§ **Task requirements**: Which lines in the material below contain the word "不正确的是"? Copy each of them.

§ **Source records**:
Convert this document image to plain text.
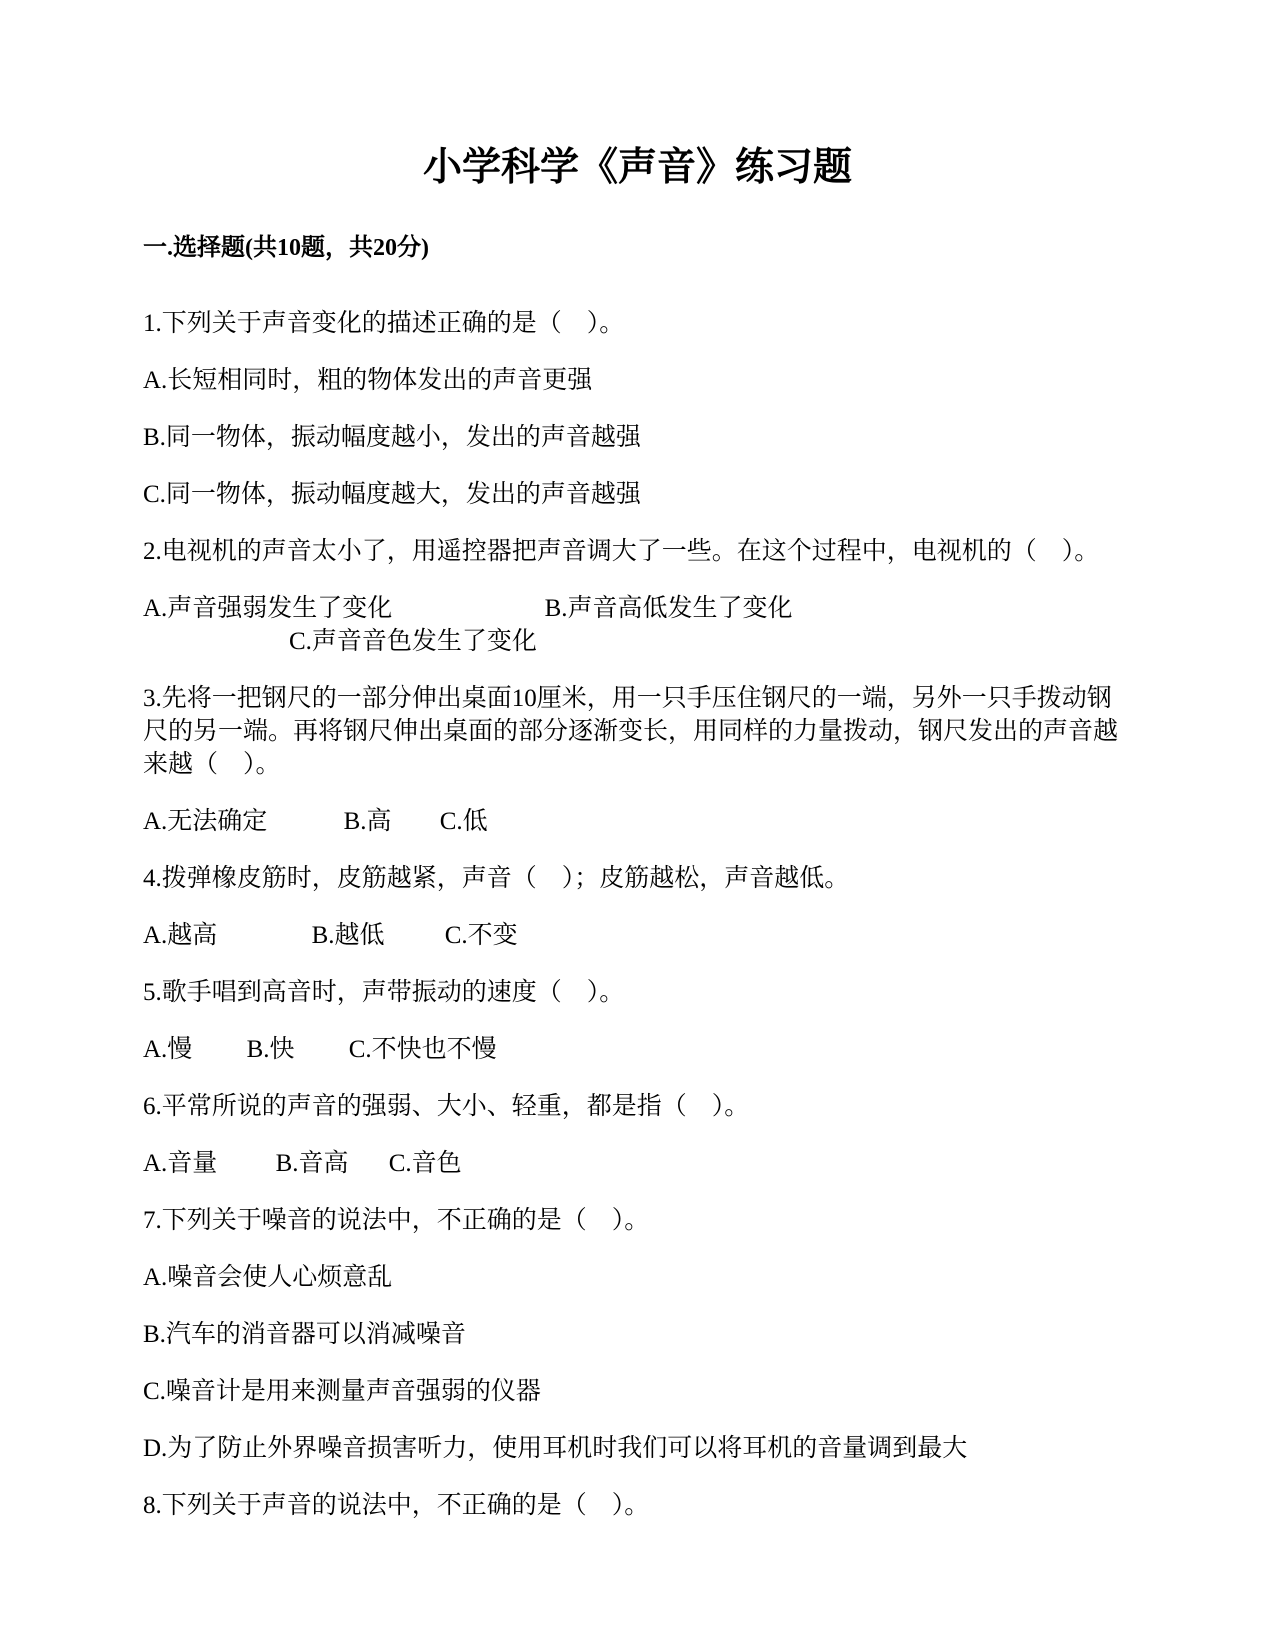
小学科学《声音》练习题
一.选择题(共10题，共20分)

1.下列关于声音变化的描述正确的是（　）。

A.长短相同时，粗的物体发出的声音更强

B.同一物体，振动幅度越小，发出的声音越强

C.同一物体，振动幅度越大，发出的声音越强

2.电视机的声音太小了，用遥控器把声音调大了一些。在这个过程中，电视机的（　）。

A.声音强弱发生了变化	B.声音高低发生了变化 C.声音音色发生了变化

3.先将一把钢尺的一部分伸出桌面10厘米，用一只手压住钢尺的一端，另外一只手拨动钢尺的另一端。再将钢尺伸出桌面的部分逐渐变长，用同样的力量拨动，钢尺发出的声音越来越（　）。

A.无法确定	B.高 C.低

4.拨弹橡皮筋时，皮筋越紧，声音（　）；皮筋越松，声音越低。

A.越高	B.越低 C.不变

5.歌手唱到高音时，声带振动的速度（　）。

A.慢 B.快 C.不快也不慢

6.平常所说的声音的强弱、大小、轻重，都是指（　）。

A.音量 B.音高 C.音色

7.下列关于噪音的说法中，不正确的是（　）。

A.噪音会使人心烦意乱

B.汽车的消音器可以消减噪音

C.噪音计是用来测量声音强弱的仪器

D.为了防止外界噪音损害听力，使用耳机时我们可以将耳机的音量调到最大

8.下列关于声音的说法中，不正确的是（　）。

§ **Response to the exercise**:
7.下列关于噪音的说法中，不正确的是（　）。
8.下列关于声音的说法中，不正确的是（　）。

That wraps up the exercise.